[Stored data]
* * * *

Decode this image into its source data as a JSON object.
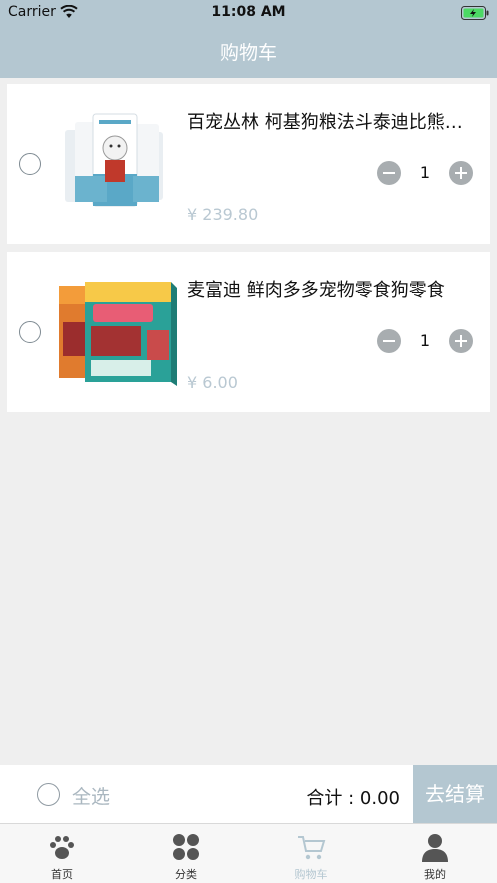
{
  "status_bar": {
    "carrier": "Carrier",
    "time": "11:08 AM"
  },
  "nav": {
    "title": "购物车"
  },
  "cart": {
    "items": [
      {
        "name": "百宠丛林 柯基狗粮法斗泰迪比熊博美雪纳瑞小型犬幼犬成犬通用狗粮",
        "quantity": "1",
        "price": "¥ 239.80",
        "image": "dog-food-bags-image"
      },
      {
        "name": "麦富迪 鲜肉多多宠物零食狗零食",
        "quantity": "1",
        "price": "¥ 6.00",
        "image": "fresh-meat-box-image"
      }
    ]
  },
  "footer": {
    "select_all": "全选",
    "total": "合计 : 0.00",
    "checkout": "去结算"
  },
  "tabs": [
    {
      "label": "首页",
      "icon": "paw-icon"
    },
    {
      "label": "分类",
      "icon": "category-grid-icon"
    },
    {
      "label": "购物车",
      "icon": "cart-icon",
      "active": true
    },
    {
      "label": "我的",
      "icon": "user-icon"
    }
  ],
  "colors": {
    "accent": "#b4c7d1",
    "price": "#b9c8d2",
    "background": "#efefef"
  }
}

* * * *

What the task asks - Check each line of the data above for the word "icon" and say how many lines contain it, giving nothing besides the number.

Task response - 4